■ **What is being asked**
The lines needed are those below that contain the word "modified"; copy each one.

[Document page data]
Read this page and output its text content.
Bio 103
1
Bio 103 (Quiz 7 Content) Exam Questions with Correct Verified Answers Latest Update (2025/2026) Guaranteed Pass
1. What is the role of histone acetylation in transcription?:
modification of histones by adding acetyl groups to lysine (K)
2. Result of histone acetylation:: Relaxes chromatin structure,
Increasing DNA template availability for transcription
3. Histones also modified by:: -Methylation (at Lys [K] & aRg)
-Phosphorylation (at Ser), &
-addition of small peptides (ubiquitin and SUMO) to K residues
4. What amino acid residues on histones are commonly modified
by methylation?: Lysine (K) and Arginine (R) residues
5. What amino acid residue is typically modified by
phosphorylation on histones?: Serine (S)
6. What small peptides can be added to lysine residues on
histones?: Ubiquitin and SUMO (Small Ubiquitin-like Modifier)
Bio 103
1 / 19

■ **Task solution**
3. Histones also modified by:: -Methylation (at Lys [K] & aRg)
4. What amino acid residues on histones are commonly modified
5. What amino acid residue is typically modified by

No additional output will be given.